[Task goal] Repeat the lines below exactly as they appear, but leave out the images.

Stored records
________________________________________

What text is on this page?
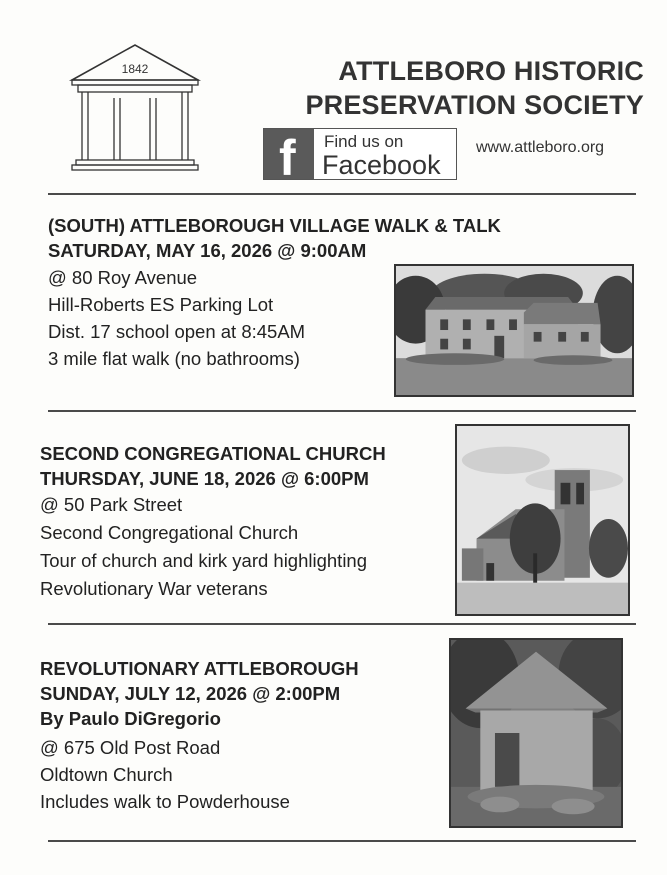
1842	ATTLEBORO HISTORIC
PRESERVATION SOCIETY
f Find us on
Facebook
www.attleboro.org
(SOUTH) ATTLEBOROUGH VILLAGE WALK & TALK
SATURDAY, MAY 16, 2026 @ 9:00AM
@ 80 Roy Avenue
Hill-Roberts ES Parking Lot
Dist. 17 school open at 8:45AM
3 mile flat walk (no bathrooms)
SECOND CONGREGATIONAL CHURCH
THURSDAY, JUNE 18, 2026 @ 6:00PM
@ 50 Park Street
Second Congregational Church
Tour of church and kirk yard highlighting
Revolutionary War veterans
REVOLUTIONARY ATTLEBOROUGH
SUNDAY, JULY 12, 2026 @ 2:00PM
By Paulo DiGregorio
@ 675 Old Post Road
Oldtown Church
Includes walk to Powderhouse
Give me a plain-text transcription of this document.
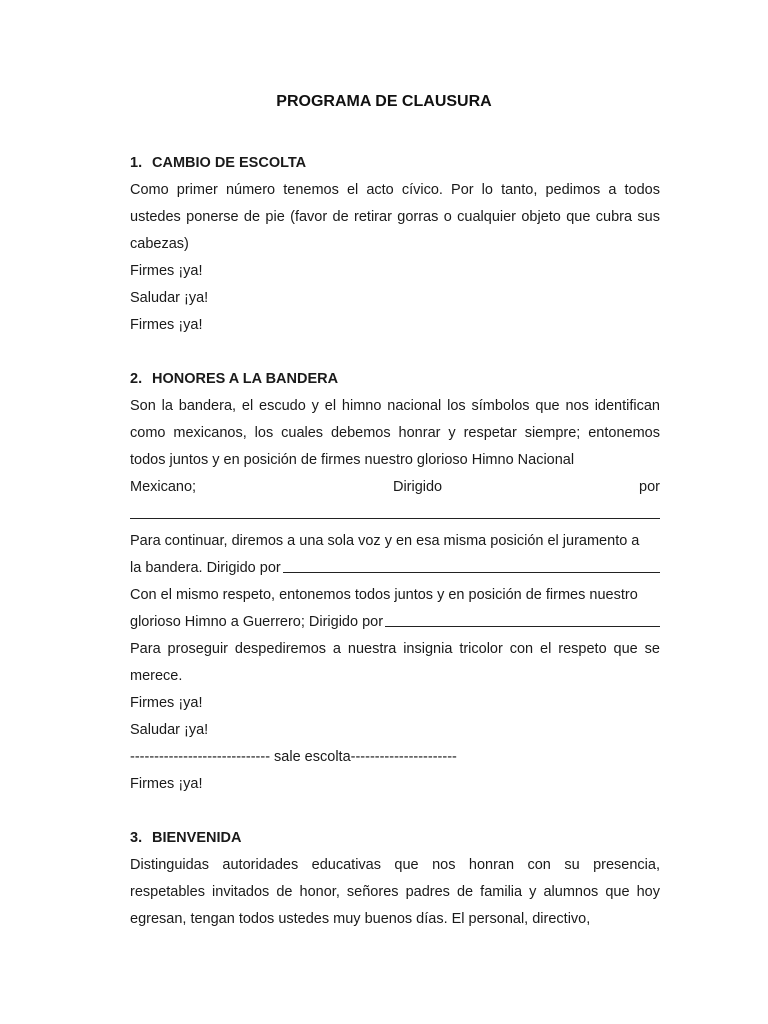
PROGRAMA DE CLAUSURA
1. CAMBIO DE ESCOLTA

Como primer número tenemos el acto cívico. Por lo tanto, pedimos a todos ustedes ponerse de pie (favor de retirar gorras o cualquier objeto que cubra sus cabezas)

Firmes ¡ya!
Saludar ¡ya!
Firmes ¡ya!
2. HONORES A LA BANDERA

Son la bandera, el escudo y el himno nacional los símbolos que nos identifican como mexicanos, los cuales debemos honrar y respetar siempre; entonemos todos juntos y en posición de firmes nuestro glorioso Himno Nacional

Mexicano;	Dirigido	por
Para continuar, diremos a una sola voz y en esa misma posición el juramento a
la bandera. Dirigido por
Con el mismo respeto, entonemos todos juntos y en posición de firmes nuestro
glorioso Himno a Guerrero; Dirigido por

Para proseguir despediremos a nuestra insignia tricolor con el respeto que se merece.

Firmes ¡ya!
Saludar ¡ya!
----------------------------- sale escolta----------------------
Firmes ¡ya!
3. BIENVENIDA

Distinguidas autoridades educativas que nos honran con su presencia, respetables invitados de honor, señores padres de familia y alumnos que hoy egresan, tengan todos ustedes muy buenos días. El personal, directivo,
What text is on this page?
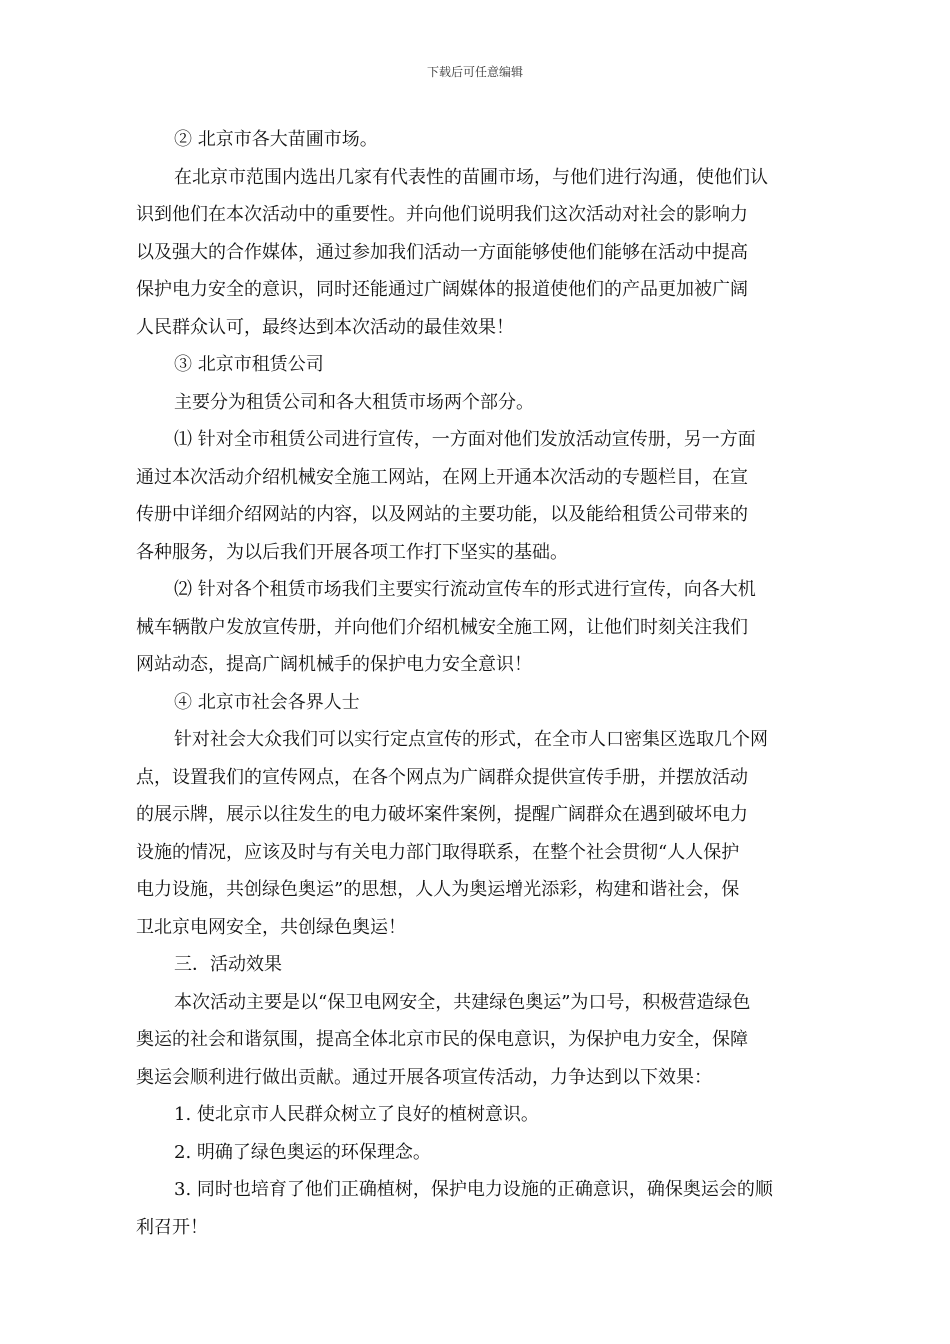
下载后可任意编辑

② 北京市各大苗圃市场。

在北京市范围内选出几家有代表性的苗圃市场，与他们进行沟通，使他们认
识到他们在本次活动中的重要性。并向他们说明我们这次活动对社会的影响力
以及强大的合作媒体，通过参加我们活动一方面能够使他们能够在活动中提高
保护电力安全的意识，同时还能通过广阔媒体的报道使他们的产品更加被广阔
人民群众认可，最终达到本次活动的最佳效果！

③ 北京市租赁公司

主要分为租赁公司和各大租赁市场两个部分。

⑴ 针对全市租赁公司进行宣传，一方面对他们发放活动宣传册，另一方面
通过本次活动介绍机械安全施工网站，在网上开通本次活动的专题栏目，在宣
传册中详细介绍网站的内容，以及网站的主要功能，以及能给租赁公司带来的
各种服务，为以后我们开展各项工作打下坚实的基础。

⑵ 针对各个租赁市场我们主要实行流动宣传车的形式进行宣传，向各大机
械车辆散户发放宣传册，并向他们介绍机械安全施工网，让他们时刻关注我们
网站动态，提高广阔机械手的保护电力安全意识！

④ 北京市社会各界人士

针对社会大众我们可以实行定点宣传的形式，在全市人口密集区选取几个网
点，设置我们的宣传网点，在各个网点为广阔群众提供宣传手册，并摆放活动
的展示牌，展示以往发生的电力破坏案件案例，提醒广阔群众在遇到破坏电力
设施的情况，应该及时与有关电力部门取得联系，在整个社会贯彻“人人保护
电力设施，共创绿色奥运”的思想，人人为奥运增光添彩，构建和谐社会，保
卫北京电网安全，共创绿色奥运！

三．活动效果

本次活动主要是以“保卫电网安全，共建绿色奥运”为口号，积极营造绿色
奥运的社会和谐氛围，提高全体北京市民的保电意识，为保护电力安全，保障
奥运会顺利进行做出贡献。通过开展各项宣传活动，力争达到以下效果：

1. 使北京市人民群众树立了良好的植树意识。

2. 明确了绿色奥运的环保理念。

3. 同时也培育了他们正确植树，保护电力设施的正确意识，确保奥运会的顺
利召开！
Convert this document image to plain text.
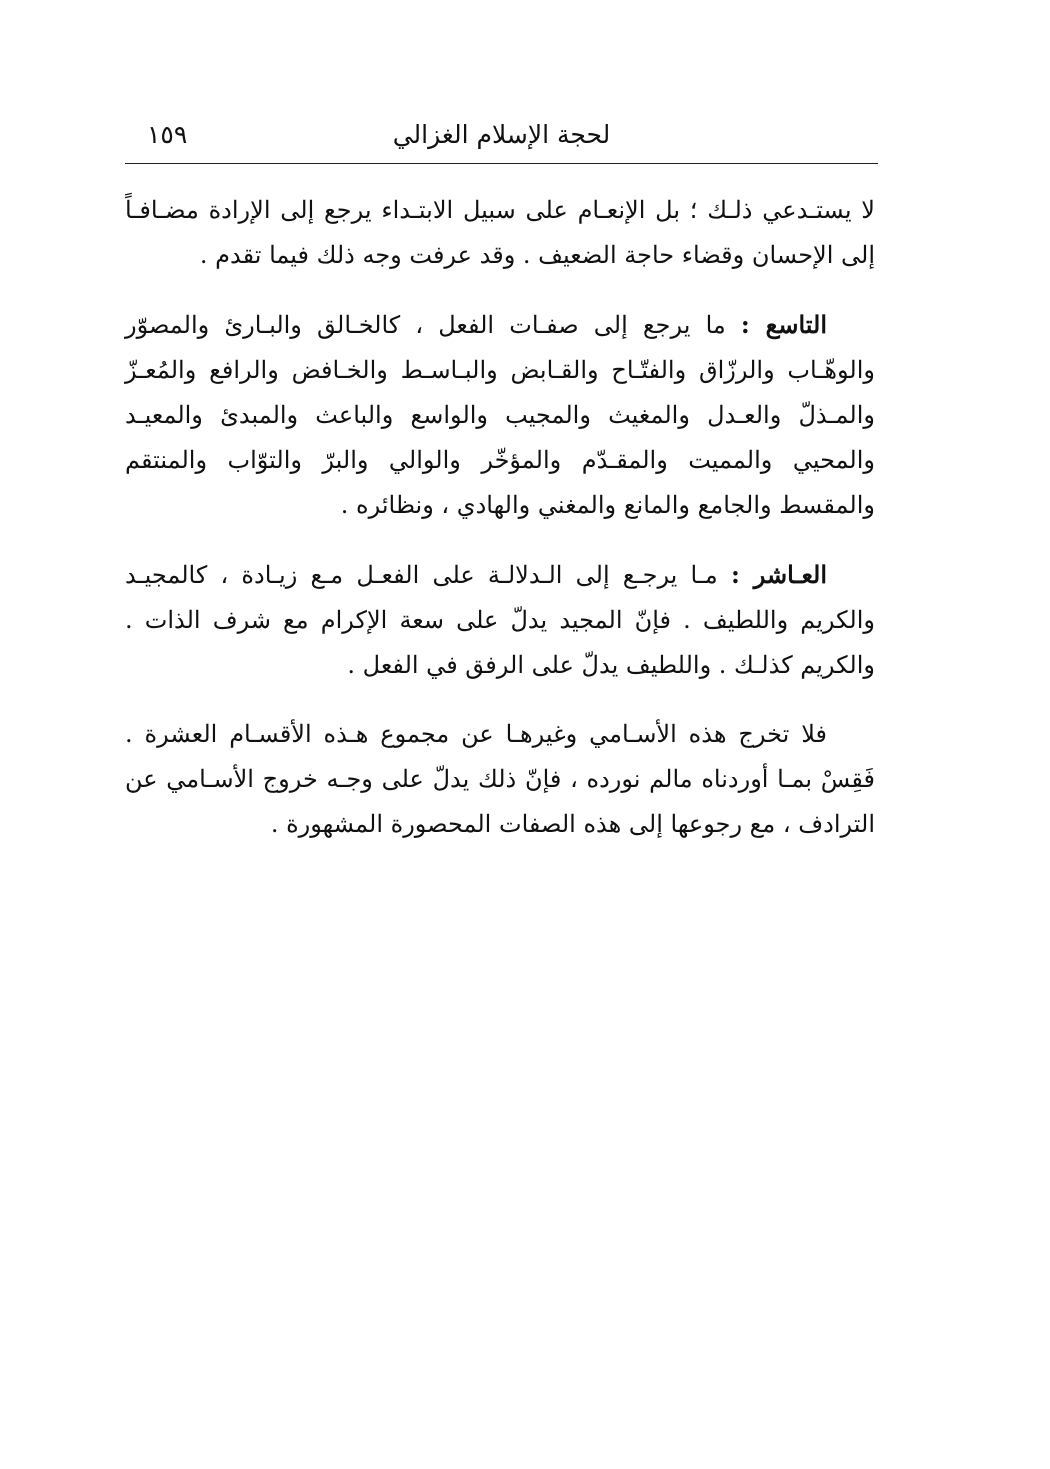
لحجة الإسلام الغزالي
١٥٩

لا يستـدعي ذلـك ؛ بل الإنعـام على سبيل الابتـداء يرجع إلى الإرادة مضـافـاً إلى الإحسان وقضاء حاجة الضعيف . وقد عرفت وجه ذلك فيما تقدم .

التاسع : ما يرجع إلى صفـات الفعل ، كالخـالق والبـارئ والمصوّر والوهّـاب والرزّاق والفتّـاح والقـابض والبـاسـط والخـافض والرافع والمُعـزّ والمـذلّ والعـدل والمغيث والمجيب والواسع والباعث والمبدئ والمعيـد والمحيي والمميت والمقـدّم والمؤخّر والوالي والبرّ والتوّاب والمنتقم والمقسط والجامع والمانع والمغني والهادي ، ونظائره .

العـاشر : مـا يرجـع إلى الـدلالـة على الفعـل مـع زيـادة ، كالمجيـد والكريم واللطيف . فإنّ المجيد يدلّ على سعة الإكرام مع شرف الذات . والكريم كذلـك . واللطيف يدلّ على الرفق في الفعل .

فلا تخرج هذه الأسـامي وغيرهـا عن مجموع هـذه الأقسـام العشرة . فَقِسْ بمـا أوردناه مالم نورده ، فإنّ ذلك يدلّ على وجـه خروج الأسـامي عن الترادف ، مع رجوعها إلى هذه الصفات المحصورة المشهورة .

________________________________________

[Full response]
What text is on this page?
1842	ATTLEBORO HISTORIC
PRESERVATION SOCIETY
f Find us on
Facebook
www.attleboro.org
(SOUTH) ATTLEBOROUGH VILLAGE WALK & TALK
SATURDAY, MAY 16, 2026 @ 9:00AM
@ 80 Roy Avenue
Hill-Roberts ES Parking Lot
Dist. 17 school open at 8:45AM
3 mile flat walk (no bathrooms)
SECOND CONGREGATIONAL CHURCH
THURSDAY, JUNE 18, 2026 @ 6:00PM
@ 50 Park Street
Second Congregational Church
Tour of church and kirk yard highlighting
Revolutionary War veterans
REVOLUTIONARY ATTLEBOROUGH
SUNDAY, JULY 12, 2026 @ 2:00PM
By Paulo DiGregorio
@ 675 Old Post Road
Oldtown Church
Includes walk to Powderhouse
Give me a plain-text transcription of this document.
PROGRAMA DE CLAUSURA
1. CAMBIO DE ESCOLTA

Como primer número tenemos el acto cívico. Por lo tanto, pedimos a todos ustedes ponerse de pie (favor de retirar gorras o cualquier objeto que cubra sus cabezas)

Firmes ¡ya!
Saludar ¡ya!
Firmes ¡ya!
2. HONORES A LA BANDERA

Son la bandera, el escudo y el himno nacional los símbolos que nos identifican como mexicanos, los cuales debemos honrar y respetar siempre; entonemos todos juntos y en posición de firmes nuestro glorioso Himno Nacional

Mexicano;	Dirigido	por
Para continuar, diremos a una sola voz y en esa misma posición el juramento a
la bandera. Dirigido por
Con el mismo respeto, entonemos todos juntos y en posición de firmes nuestro
glorioso Himno a Guerrero; Dirigido por

Para proseguir despediremos a nuestra insignia tricolor con el respeto que se merece.

Firmes ¡ya!
Saludar ¡ya!
----------------------------- sale escolta----------------------
Firmes ¡ya!
3. BIENVENIDA

Distinguidas autoridades educativas que nos honran con su presencia, respetables invitados de honor, señores padres de familia y alumnos que hoy egresan, tengan todos ustedes muy buenos días. El personal, directivo,
What text is on this page?
下载后可任意编辑

② 北京市各大苗圃市场。

在北京市范围内选出几家有代表性的苗圃市场，与他们进行沟通，使他们认
识到他们在本次活动中的重要性。并向他们说明我们这次活动对社会的影响力
以及强大的合作媒体，通过参加我们活动一方面能够使他们能够在活动中提高
保护电力安全的意识，同时还能通过广阔媒体的报道使他们的产品更加被广阔
人民群众认可，最终达到本次活动的最佳效果！

③ 北京市租赁公司

主要分为租赁公司和各大租赁市场两个部分。

⑴ 针对全市租赁公司进行宣传，一方面对他们发放活动宣传册，另一方面
通过本次活动介绍机械安全施工网站，在网上开通本次活动的专题栏目，在宣
传册中详细介绍网站的内容，以及网站的主要功能，以及能给租赁公司带来的
各种服务，为以后我们开展各项工作打下坚实的基础。

⑵ 针对各个租赁市场我们主要实行流动宣传车的形式进行宣传，向各大机
械车辆散户发放宣传册，并向他们介绍机械安全施工网，让他们时刻关注我们
网站动态，提高广阔机械手的保护电力安全意识！

④ 北京市社会各界人士

针对社会大众我们可以实行定点宣传的形式，在全市人口密集区选取几个网
点，设置我们的宣传网点，在各个网点为广阔群众提供宣传手册，并摆放活动
的展示牌，展示以往发生的电力破坏案件案例，提醒广阔群众在遇到破坏电力
设施的情况，应该及时与有关电力部门取得联系，在整个社会贯彻“人人保护
电力设施，共创绿色奥运”的思想，人人为奥运增光添彩，构建和谐社会，保
卫北京电网安全，共创绿色奥运！

三．活动效果

本次活动主要是以“保卫电网安全，共建绿色奥运”为口号，积极营造绿色
奥运的社会和谐氛围，提高全体北京市民的保电意识，为保护电力安全，保障
奥运会顺利进行做出贡献。通过开展各项宣传活动，力争达到以下效果：

1. 使北京市人民群众树立了良好的植树意识。

2. 明确了绿色奥运的环保理念。

3. 同时也培育了他们正确植树，保护电力设施的正确意识，确保奥运会的顺
利召开！
Convert this document image to plain text.
لحجة الإسلام الغزالي
١٥٩

لا يستـدعي ذلـك ؛ بل الإنعـام على سبيل الابتـداء يرجع إلى الإرادة مضـافـاً إلى الإحسان وقضاء حاجة الضعيف . وقد عرفت وجه ذلك فيما تقدم .

التاسع : ما يرجع إلى صفـات الفعل ، كالخـالق والبـارئ والمصوّر والوهّـاب والرزّاق والفتّـاح والقـابض والبـاسـط والخـافض والرافع والمُعـزّ والمـذلّ والعـدل والمغيث والمجيب والواسع والباعث والمبدئ والمعيـد والمحيي والمميت والمقـدّم والمؤخّر والوالي والبرّ والتوّاب والمنتقم والمقسط والجامع والمانع والمغني والهادي ، ونظائره .

العـاشر : مـا يرجـع إلى الـدلالـة على الفعـل مـع زيـادة ، كالمجيـد والكريم واللطيف . فإنّ المجيد يدلّ على سعة الإكرام مع شرف الذات . والكريم كذلـك . واللطيف يدلّ على الرفق في الفعل .

فلا تخرج هذه الأسـامي وغيرهـا عن مجموع هـذه الأقسـام العشرة . فَقِسْ بمـا أوردناه مالم نورده ، فإنّ ذلك يدلّ على وجـه خروج الأسـامي عن الترادف ، مع رجوعها إلى هذه الصفات المحصورة المشهورة .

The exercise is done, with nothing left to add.